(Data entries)
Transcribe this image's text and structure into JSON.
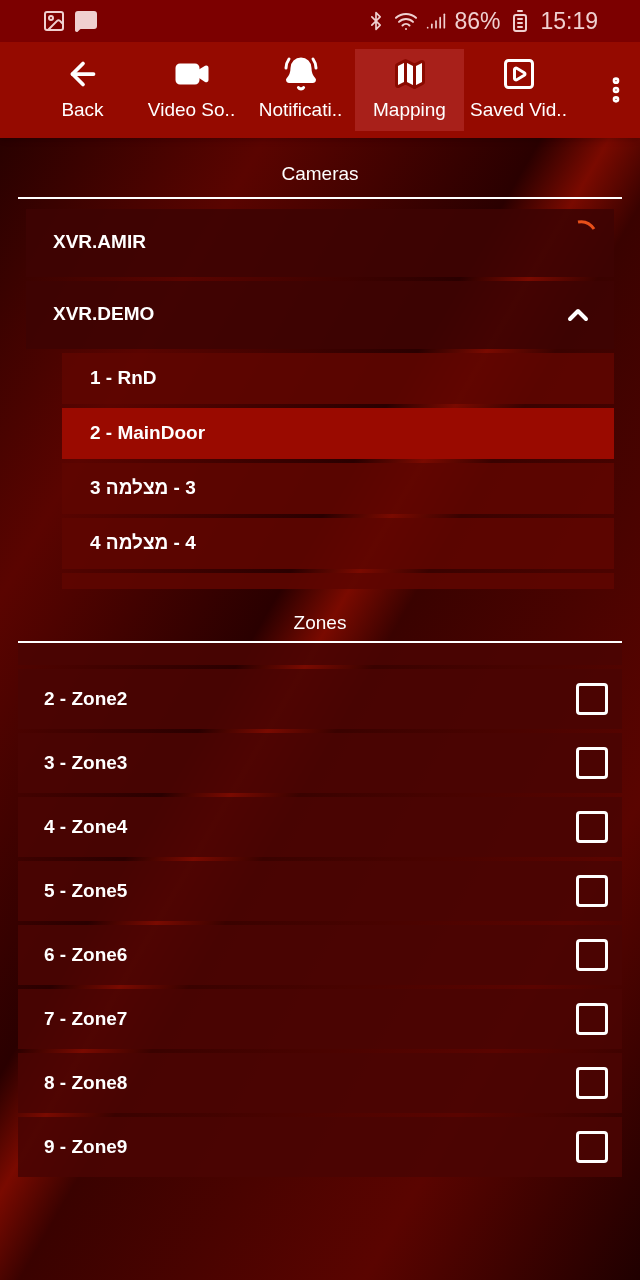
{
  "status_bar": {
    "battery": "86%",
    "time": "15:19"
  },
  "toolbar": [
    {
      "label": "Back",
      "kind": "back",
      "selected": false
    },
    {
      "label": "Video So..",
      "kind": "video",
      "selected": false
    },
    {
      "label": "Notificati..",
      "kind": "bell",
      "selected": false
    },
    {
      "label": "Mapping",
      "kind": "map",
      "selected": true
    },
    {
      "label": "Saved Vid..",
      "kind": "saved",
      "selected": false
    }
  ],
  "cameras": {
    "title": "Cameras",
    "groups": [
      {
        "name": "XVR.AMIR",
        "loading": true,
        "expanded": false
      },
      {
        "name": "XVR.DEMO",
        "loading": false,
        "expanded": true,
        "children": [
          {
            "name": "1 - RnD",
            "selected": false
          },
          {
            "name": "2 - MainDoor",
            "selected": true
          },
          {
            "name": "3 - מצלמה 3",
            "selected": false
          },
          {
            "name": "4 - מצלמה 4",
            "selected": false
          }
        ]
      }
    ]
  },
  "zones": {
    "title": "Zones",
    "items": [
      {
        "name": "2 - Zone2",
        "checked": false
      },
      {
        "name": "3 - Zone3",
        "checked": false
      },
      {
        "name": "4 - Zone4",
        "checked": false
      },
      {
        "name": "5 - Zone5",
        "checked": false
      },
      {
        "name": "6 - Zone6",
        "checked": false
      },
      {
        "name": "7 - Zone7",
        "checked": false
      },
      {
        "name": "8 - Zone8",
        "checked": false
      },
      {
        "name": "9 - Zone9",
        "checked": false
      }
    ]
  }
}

» PROMPT:
List the lines of the entries that include "label".

» ANSWER TO THE TASK:
      "label": "Back",
      "label": "Video So..",
      "label": "Notificati..",
      "label": "Mapping",
      "label": "Saved Vid..",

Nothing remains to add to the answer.